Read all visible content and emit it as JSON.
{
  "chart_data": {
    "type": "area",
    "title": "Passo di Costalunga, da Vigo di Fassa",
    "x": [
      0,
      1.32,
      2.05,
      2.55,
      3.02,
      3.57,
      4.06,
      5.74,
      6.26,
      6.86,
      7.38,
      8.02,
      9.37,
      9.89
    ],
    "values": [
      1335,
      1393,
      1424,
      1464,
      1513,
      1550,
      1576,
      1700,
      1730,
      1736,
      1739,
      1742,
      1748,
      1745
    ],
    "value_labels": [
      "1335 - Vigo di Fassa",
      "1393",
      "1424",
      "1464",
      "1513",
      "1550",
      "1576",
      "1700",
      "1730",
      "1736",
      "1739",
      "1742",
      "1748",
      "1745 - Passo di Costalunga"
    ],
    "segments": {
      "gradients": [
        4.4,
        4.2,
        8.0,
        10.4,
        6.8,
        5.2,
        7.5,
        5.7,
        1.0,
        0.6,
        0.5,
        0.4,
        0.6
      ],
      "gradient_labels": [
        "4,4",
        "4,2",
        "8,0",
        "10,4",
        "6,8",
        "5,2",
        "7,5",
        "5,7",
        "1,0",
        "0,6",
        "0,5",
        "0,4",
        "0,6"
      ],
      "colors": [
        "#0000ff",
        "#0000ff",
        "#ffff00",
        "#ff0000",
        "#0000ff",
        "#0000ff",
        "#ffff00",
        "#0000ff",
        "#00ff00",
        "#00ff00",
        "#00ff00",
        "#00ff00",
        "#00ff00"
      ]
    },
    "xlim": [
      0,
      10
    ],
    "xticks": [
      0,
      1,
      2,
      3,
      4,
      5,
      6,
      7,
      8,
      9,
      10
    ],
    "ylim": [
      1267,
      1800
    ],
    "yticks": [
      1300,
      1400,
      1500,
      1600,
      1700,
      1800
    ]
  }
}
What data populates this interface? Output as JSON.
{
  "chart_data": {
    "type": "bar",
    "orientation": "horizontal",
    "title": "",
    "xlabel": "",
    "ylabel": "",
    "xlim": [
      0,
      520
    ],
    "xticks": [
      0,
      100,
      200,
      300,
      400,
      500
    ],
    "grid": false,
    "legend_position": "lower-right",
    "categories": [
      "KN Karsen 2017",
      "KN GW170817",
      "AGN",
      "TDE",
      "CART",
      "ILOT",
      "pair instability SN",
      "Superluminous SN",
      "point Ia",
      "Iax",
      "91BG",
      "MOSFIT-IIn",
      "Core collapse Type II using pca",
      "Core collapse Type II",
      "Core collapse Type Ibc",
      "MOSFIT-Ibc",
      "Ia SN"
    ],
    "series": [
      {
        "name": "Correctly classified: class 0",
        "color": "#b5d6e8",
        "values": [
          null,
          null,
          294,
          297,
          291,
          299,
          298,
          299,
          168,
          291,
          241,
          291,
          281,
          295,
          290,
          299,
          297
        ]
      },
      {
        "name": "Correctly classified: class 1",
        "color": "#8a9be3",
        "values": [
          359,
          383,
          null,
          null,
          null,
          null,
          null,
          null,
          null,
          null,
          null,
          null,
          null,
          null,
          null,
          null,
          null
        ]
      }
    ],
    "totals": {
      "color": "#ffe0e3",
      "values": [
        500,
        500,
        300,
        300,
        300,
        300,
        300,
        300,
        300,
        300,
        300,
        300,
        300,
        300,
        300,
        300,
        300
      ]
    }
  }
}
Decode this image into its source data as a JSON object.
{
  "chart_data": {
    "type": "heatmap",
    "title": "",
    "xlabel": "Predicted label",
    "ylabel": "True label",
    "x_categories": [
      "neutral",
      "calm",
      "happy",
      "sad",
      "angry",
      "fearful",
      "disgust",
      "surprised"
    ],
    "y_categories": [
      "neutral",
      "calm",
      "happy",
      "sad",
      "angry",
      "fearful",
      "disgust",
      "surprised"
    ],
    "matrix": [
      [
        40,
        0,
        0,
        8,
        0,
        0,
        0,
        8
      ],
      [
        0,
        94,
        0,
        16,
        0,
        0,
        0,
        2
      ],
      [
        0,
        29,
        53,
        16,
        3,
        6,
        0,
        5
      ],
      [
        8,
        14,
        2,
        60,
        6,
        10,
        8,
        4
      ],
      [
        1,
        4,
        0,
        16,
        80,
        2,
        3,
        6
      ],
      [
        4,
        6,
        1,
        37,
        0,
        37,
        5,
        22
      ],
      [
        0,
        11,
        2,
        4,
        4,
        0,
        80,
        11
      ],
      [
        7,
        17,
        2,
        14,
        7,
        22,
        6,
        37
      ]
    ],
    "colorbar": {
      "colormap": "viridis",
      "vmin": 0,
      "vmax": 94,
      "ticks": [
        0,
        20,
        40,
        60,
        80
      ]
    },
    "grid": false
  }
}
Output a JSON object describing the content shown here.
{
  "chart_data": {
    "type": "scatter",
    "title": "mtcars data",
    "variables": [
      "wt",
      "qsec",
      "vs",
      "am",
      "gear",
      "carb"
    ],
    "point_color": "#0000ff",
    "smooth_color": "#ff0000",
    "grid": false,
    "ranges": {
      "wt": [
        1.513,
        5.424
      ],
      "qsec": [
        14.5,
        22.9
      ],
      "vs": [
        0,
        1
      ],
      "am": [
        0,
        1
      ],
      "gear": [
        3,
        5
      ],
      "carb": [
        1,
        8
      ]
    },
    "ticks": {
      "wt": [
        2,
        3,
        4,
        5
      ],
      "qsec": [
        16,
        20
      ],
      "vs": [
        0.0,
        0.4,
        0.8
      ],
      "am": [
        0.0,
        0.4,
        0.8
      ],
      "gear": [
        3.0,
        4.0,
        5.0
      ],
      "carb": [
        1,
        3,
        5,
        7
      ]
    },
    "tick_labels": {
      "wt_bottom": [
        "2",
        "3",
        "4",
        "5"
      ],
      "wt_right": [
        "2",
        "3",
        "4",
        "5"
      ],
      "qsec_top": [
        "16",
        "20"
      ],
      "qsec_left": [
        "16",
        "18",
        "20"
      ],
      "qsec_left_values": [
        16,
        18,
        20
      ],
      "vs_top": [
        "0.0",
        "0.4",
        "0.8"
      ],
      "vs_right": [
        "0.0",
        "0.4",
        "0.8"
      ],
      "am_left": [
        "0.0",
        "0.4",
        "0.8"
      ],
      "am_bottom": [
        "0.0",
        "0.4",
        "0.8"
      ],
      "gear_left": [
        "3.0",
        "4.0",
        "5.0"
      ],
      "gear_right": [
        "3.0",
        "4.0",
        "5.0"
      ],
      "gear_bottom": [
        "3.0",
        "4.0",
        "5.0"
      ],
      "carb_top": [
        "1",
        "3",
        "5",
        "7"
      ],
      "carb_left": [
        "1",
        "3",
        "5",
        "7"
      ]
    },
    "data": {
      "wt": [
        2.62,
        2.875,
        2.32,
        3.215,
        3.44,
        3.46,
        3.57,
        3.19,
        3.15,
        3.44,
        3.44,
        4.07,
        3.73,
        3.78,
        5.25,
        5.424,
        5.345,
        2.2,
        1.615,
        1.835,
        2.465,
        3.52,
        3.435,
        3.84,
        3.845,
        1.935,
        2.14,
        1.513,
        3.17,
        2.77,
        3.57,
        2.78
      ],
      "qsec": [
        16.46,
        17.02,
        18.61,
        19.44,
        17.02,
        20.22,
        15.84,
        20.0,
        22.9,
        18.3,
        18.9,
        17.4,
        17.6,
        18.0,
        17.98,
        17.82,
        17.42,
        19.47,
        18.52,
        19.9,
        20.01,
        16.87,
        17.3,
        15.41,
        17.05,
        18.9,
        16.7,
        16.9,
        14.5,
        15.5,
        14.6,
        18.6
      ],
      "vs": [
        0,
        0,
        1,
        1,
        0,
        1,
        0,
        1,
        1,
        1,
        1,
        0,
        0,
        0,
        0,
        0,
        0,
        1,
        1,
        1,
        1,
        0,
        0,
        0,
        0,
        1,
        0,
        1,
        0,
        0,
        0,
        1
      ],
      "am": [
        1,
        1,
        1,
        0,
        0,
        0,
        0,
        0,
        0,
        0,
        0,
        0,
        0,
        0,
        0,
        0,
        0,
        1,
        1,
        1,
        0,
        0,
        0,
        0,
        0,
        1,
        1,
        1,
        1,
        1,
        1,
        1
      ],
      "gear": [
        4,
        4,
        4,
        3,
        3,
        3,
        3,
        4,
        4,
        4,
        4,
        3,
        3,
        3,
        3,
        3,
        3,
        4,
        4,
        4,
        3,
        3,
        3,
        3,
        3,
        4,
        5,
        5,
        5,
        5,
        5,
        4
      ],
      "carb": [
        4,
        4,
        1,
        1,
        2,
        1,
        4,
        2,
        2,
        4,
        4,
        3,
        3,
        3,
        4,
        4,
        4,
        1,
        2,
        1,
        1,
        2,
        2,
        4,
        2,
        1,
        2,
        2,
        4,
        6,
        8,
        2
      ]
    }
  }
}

Exercise instructions >>
Where a line contains "Fassa", copy that line.

Solved exercise >>
    "title": "Passo di Costalunga, da Vigo di Fassa",
      "1335 - Vigo di Fassa",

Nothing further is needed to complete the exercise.